*WHAT THE TASK REQUIRES*
Report how many lines contain the word "type", with no other text.

*Figure content listings*
════
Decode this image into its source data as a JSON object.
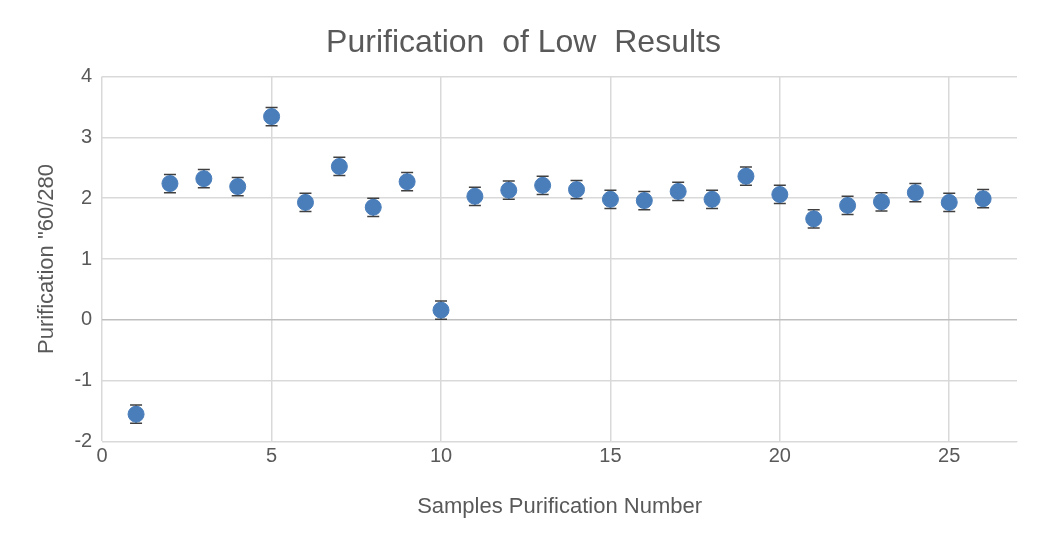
{
  "chart_data": {
    "type": "scatter",
    "title": "Purification  of Low  Results",
    "xlabel": "Samples Purification Number",
    "ylabel": "Purification \"60/280",
    "x": [
      1,
      2,
      3,
      4,
      5,
      6,
      7,
      8,
      9,
      10,
      11,
      12,
      13,
      14,
      15,
      16,
      17,
      18,
      19,
      20,
      21,
      22,
      23,
      24,
      25,
      26
    ],
    "series": [
      {
        "color": "#4a7ebb",
        "values": [
          -1.55,
          2.24,
          2.32,
          2.19,
          3.34,
          1.93,
          2.52,
          1.85,
          2.27,
          0.16,
          2.03,
          2.13,
          2.21,
          2.14,
          1.98,
          1.96,
          2.11,
          1.98,
          2.36,
          2.06,
          1.66,
          1.88,
          1.94,
          2.09,
          1.93,
          1.99
        ],
        "errors": [
          0.15,
          0.15,
          0.15,
          0.15,
          0.15,
          0.15,
          0.15,
          0.15,
          0.15,
          0.15,
          0.15,
          0.15,
          0.15,
          0.15,
          0.15,
          0.15,
          0.15,
          0.15,
          0.15,
          0.15,
          0.15,
          0.15,
          0.15,
          0.15,
          0.15,
          0.15
        ]
      }
    ],
    "xlim": [
      0,
      27
    ],
    "xticks": [
      0,
      5,
      10,
      15,
      20,
      25
    ],
    "ylim": [
      -2,
      4
    ],
    "yticks": [
      -2,
      -1,
      0,
      1,
      2,
      3,
      4
    ],
    "grid": true,
    "marker": "circle",
    "legend": false
  }
}
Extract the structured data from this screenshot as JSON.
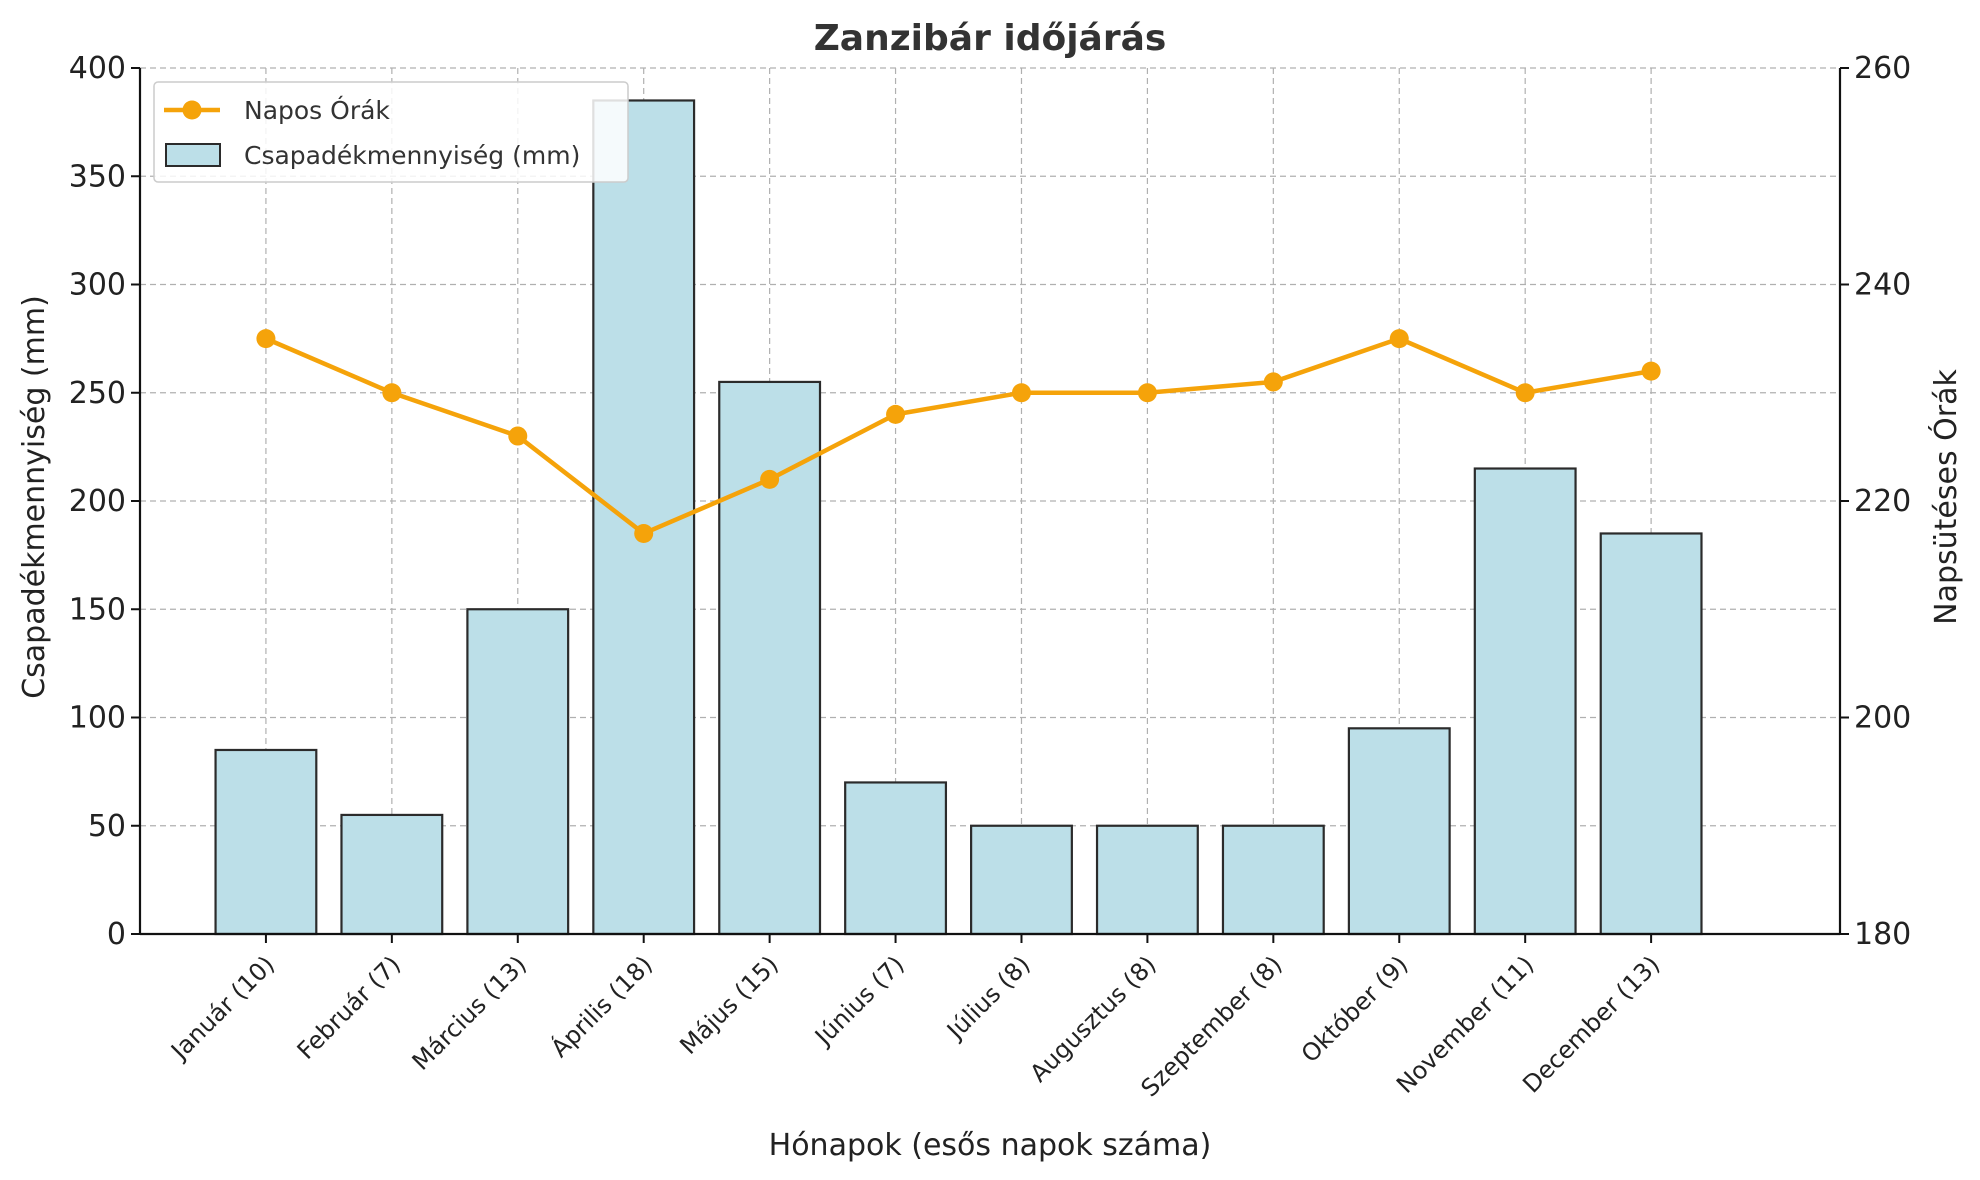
{
  "chart_data": {
    "type": "bar",
    "title": "Zanzibár időjárás",
    "xlabel": "Hónapok (esős napok száma)",
    "ylabel": "Csapadékmennyiség (mm)",
    "y2label": "Napsütéses Órák",
    "categories": [
      "Január (10)",
      "Február (7)",
      "Március (13)",
      "Április (18)",
      "Május (15)",
      "Június (7)",
      "Július (8)",
      "Augusztus (8)",
      "Szeptember (8)",
      "Október (9)",
      "November (11)",
      "December (13)"
    ],
    "ylim": [
      0,
      400
    ],
    "y2lim": [
      180,
      260
    ],
    "yticks": [
      0,
      50,
      100,
      150,
      200,
      250,
      300,
      350,
      400
    ],
    "y2ticks": [
      180,
      200,
      220,
      240,
      260
    ],
    "grid": true,
    "legend_position": "top-left",
    "series": [
      {
        "name": "Csapadékmennyiség (mm)",
        "type": "bar",
        "axis": "left",
        "color": "#bcdfe8",
        "values": [
          85,
          55,
          150,
          385,
          255,
          70,
          50,
          50,
          50,
          95,
          215,
          185
        ]
      },
      {
        "name": "Napos Órák",
        "type": "line",
        "axis": "right",
        "color": "#f5a30a",
        "values": [
          235,
          230,
          226,
          217,
          222,
          228,
          230,
          230,
          231,
          235,
          230,
          232
        ]
      }
    ]
  }
}
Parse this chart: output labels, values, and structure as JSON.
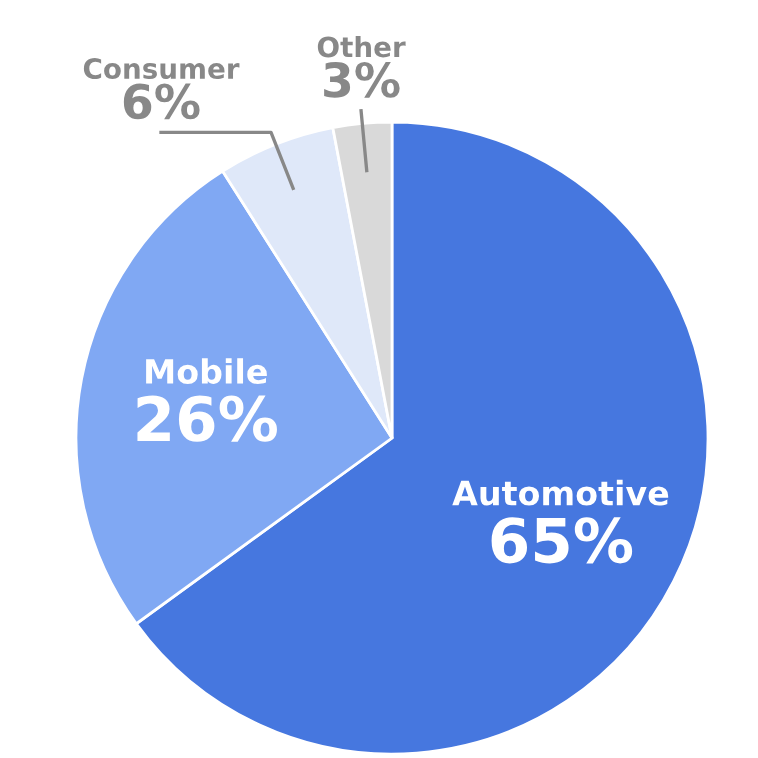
{
  "chart_data": {
    "type": "pie",
    "categories": [
      "Automotive",
      "Mobile",
      "Consumer",
      "Other"
    ],
    "values": [
      65,
      26,
      6,
      3
    ],
    "colors": [
      "#4677df",
      "#80a8f3",
      "#dfe8f9",
      "#d9d9d9"
    ],
    "value_labels": [
      "65%",
      "26%",
      "6%",
      "3%"
    ],
    "legend": false
  }
}
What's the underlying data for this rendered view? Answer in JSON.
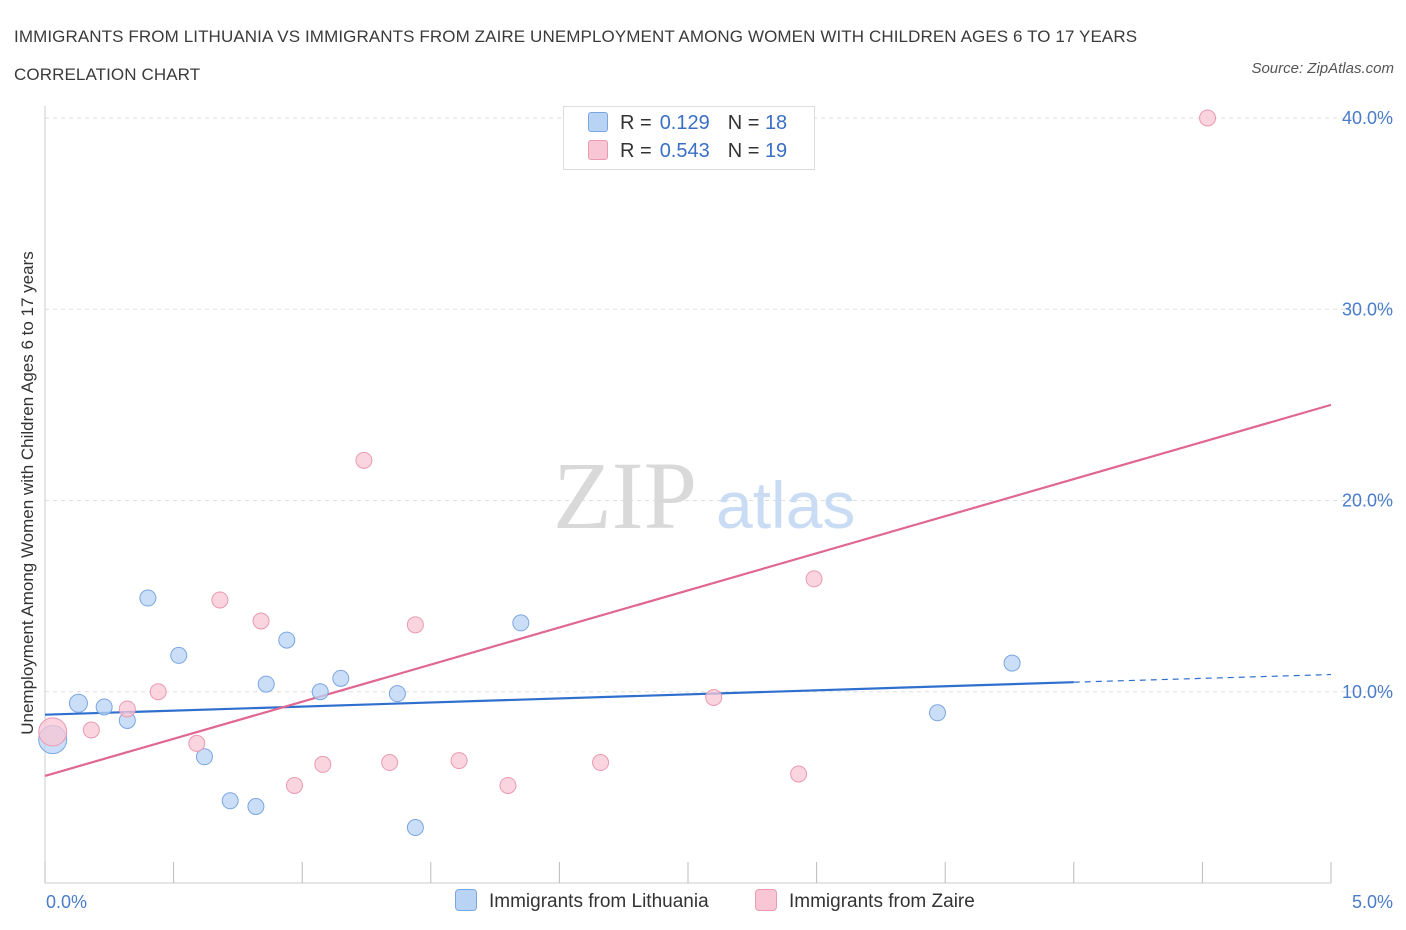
{
  "title": "IMMIGRANTS FROM LITHUANIA VS IMMIGRANTS FROM ZAIRE UNEMPLOYMENT AMONG WOMEN WITH CHILDREN AGES 6 TO 17 YEARS CORRELATION CHART",
  "source": "Source: ZipAtlas.com",
  "watermark": {
    "zip": "ZIP",
    "atlas": "atlas"
  },
  "colors": {
    "lithuania_fill": "#b9d3f5",
    "lithuania_stroke": "#7aa6e0",
    "lithuania_line": "#2f6fce",
    "zaire_fill": "#f8c6d4",
    "zaire_stroke": "#ea9ab2",
    "zaire_line": "#e0688f",
    "tick_text": "#4a7cc9",
    "grid": "#dedede"
  },
  "legend": {
    "rows": [
      {
        "r_label": "R =",
        "r_value": "0.129",
        "n_label": "N =",
        "n_value": "18",
        "series": "lithuania"
      },
      {
        "r_label": "R =",
        "r_value": "0.543",
        "n_label": "N =",
        "n_value": "19",
        "series": "zaire"
      }
    ]
  },
  "bottom_legend": {
    "lithuania": "Immigrants from Lithuania",
    "zaire": "Immigrants from Zaire"
  },
  "chart_data": {
    "type": "scatter",
    "title": "IMMIGRANTS FROM LITHUANIA VS IMMIGRANTS FROM ZAIRE UNEMPLOYMENT AMONG WOMEN WITH CHILDREN AGES 6 TO 17 YEARS CORRELATION CHART",
    "xlabel": "",
    "ylabel": "Unemployment Among Women with Children Ages 6 to 17 years",
    "xlim": [
      0,
      5
    ],
    "ylim": [
      0,
      40
    ],
    "x_tick_labels": [
      {
        "value": 0,
        "label": "0.0%"
      },
      {
        "value": 5,
        "label": "5.0%"
      }
    ],
    "y_tick_labels": [
      {
        "value": 10,
        "label": "10.0%"
      },
      {
        "value": 20,
        "label": "20.0%"
      },
      {
        "value": 30,
        "label": "30.0%"
      },
      {
        "value": 40,
        "label": "40.0%"
      }
    ],
    "grid": true,
    "series": [
      {
        "name": "Immigrants from Lithuania",
        "key": "lithuania",
        "points": [
          [
            0.03,
            7.5,
            14
          ],
          [
            0.13,
            9.4,
            9
          ],
          [
            0.23,
            9.2,
            8
          ],
          [
            0.32,
            8.5,
            8
          ],
          [
            0.4,
            14.9,
            8
          ],
          [
            0.52,
            11.9,
            8
          ],
          [
            0.62,
            6.6,
            8
          ],
          [
            0.72,
            4.3,
            8
          ],
          [
            0.82,
            4.0,
            8
          ],
          [
            0.86,
            10.4,
            8
          ],
          [
            0.94,
            12.7,
            8
          ],
          [
            1.07,
            10.0,
            8
          ],
          [
            1.15,
            10.7,
            8
          ],
          [
            1.37,
            9.9,
            8
          ],
          [
            1.44,
            2.9,
            8
          ],
          [
            1.85,
            13.6,
            8
          ],
          [
            3.47,
            8.9,
            8
          ],
          [
            3.76,
            11.5,
            8
          ]
        ],
        "trend": {
          "x0": 0.0,
          "y0": 8.8,
          "x1": 4.0,
          "y1": 10.5,
          "dash_to_x": 5.0,
          "dash_to_y": 10.9
        }
      },
      {
        "name": "Immigrants from Zaire",
        "key": "zaire",
        "points": [
          [
            0.03,
            7.9,
            14
          ],
          [
            0.18,
            8.0,
            8
          ],
          [
            0.32,
            9.1,
            8
          ],
          [
            0.44,
            10.0,
            8
          ],
          [
            0.59,
            7.3,
            8
          ],
          [
            0.68,
            14.8,
            8
          ],
          [
            0.84,
            13.7,
            8
          ],
          [
            0.97,
            5.1,
            8
          ],
          [
            1.08,
            6.2,
            8
          ],
          [
            1.24,
            22.1,
            8
          ],
          [
            1.34,
            6.3,
            8
          ],
          [
            1.44,
            13.5,
            8
          ],
          [
            1.61,
            6.4,
            8
          ],
          [
            1.8,
            5.1,
            8
          ],
          [
            2.16,
            6.3,
            8
          ],
          [
            2.6,
            9.7,
            8
          ],
          [
            2.93,
            5.7,
            8
          ],
          [
            2.99,
            15.9,
            8
          ],
          [
            4.52,
            40.0,
            8
          ]
        ],
        "trend": {
          "x0": 0.0,
          "y0": 5.6,
          "x1": 5.0,
          "y1": 25.0
        }
      }
    ]
  }
}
════
*WRITTEN REPLY*
6